## Start Input records

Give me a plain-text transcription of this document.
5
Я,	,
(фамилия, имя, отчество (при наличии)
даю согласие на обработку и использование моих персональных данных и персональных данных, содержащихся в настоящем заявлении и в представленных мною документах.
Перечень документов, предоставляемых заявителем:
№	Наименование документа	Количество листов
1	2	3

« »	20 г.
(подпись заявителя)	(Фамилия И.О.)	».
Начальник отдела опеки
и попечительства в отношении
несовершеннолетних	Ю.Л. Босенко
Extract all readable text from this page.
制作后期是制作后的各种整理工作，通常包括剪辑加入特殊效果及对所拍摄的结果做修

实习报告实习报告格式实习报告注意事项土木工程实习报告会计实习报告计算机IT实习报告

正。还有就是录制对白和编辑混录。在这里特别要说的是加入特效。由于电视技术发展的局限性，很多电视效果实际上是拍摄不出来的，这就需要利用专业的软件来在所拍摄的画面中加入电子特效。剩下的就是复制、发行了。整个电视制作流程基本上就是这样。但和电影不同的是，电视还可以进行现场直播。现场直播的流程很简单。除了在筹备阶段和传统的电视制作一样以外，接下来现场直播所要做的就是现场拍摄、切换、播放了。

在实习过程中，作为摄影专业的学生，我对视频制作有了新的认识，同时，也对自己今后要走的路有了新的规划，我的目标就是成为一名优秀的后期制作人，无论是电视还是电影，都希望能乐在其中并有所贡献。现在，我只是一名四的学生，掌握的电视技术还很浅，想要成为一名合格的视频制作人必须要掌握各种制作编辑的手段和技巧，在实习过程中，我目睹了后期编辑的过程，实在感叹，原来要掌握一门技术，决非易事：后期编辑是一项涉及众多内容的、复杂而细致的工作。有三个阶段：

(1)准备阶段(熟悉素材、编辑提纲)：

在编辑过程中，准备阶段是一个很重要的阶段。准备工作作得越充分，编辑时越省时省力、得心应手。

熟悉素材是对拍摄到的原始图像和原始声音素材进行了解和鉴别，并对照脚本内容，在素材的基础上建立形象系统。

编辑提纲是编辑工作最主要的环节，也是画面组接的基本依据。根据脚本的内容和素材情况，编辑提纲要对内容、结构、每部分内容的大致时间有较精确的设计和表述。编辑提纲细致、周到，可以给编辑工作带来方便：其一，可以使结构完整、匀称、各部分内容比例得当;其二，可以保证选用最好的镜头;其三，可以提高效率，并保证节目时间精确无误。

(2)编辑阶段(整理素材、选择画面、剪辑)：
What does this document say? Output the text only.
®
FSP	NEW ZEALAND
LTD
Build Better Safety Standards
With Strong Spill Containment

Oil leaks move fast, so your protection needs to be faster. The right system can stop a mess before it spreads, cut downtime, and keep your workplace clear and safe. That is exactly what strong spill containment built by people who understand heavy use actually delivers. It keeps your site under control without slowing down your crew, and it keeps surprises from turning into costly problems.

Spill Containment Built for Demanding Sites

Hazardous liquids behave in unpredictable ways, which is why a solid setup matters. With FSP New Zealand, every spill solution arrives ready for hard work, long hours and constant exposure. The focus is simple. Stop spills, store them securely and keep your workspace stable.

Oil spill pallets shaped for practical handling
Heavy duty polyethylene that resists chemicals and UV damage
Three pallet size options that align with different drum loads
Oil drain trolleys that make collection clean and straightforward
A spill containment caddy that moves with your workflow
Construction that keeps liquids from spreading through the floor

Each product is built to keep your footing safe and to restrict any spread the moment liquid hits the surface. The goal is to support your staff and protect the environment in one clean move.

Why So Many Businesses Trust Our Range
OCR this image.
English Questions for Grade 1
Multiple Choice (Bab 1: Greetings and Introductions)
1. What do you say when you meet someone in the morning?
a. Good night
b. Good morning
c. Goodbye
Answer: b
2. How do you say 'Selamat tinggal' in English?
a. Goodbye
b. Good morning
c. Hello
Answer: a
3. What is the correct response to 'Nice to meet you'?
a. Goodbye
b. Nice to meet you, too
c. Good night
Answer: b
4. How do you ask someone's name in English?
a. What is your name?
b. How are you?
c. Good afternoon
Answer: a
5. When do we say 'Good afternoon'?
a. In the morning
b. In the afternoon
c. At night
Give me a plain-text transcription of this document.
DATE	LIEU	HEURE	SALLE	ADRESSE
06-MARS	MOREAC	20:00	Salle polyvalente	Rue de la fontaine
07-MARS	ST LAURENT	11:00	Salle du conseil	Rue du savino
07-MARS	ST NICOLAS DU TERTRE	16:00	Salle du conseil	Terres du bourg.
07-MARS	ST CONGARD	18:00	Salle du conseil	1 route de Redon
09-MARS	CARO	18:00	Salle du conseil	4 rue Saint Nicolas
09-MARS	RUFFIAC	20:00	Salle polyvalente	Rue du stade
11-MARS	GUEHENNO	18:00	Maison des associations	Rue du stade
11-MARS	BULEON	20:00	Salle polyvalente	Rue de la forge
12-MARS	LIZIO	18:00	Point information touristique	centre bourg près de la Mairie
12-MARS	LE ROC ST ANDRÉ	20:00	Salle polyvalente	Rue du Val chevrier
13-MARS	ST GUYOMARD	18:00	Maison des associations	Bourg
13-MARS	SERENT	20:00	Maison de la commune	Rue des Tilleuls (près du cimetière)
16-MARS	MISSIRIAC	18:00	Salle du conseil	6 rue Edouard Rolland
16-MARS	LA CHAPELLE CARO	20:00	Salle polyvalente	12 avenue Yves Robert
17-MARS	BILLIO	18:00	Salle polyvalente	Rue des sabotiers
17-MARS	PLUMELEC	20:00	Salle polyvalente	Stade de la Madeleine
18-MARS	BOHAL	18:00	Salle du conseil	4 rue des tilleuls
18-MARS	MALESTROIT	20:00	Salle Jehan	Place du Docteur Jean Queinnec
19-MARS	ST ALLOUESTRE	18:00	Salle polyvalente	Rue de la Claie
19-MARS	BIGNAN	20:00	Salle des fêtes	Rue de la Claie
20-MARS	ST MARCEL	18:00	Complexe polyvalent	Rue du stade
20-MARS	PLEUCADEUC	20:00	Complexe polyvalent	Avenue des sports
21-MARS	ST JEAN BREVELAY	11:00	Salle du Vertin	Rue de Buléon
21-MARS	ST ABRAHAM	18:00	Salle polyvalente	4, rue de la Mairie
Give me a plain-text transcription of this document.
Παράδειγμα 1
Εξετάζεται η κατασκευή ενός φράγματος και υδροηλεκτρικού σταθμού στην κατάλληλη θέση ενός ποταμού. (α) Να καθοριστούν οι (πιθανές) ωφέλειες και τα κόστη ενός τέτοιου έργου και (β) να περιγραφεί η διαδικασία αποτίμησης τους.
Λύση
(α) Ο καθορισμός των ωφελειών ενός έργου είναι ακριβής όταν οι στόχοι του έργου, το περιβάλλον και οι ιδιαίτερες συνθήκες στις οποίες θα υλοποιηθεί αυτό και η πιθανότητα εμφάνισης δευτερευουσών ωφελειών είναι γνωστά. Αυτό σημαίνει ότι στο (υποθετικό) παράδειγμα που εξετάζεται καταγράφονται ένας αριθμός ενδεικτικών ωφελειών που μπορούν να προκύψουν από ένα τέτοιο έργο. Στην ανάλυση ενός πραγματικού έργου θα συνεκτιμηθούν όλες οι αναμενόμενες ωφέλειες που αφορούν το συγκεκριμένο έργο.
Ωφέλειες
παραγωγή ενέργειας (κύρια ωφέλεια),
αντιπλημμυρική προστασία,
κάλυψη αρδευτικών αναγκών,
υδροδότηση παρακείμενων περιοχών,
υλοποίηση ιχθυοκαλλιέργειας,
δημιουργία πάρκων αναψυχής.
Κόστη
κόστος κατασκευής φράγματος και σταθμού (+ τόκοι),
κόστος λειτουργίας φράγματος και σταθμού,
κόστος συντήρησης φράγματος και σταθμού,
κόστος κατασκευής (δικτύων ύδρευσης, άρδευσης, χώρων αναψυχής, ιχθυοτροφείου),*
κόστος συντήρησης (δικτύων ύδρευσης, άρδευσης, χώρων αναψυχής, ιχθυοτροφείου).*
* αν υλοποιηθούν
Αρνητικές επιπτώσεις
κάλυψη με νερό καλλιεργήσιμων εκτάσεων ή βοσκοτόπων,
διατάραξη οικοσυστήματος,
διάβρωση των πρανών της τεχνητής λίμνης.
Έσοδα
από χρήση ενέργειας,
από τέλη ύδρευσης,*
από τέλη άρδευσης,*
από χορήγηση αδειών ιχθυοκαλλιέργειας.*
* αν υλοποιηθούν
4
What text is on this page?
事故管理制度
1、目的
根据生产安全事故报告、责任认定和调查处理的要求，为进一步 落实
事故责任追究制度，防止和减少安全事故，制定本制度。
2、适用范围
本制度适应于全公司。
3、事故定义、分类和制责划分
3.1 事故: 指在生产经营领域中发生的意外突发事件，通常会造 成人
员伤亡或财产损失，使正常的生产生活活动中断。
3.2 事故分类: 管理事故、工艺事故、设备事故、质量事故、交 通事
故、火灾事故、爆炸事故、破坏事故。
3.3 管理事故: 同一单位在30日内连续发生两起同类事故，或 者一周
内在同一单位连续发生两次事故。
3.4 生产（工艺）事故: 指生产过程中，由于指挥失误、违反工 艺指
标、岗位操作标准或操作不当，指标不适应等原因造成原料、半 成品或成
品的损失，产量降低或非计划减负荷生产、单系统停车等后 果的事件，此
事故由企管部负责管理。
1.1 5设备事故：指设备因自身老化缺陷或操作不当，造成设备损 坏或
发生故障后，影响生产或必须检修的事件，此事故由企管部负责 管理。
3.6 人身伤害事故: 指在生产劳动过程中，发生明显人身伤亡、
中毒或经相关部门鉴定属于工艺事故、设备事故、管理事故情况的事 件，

## End Input records

» **Work instructions**
Pick out and copy the lines of the material that include the word "this".

» **Task answer**
Give me a plain-text transcription of this document.
Extract all readable text from this page.
What does this document say? Output the text only.
OCR this image.
Give me a plain-text transcription of this document.
Give me a plain-text transcription of this document.
What text is on this page?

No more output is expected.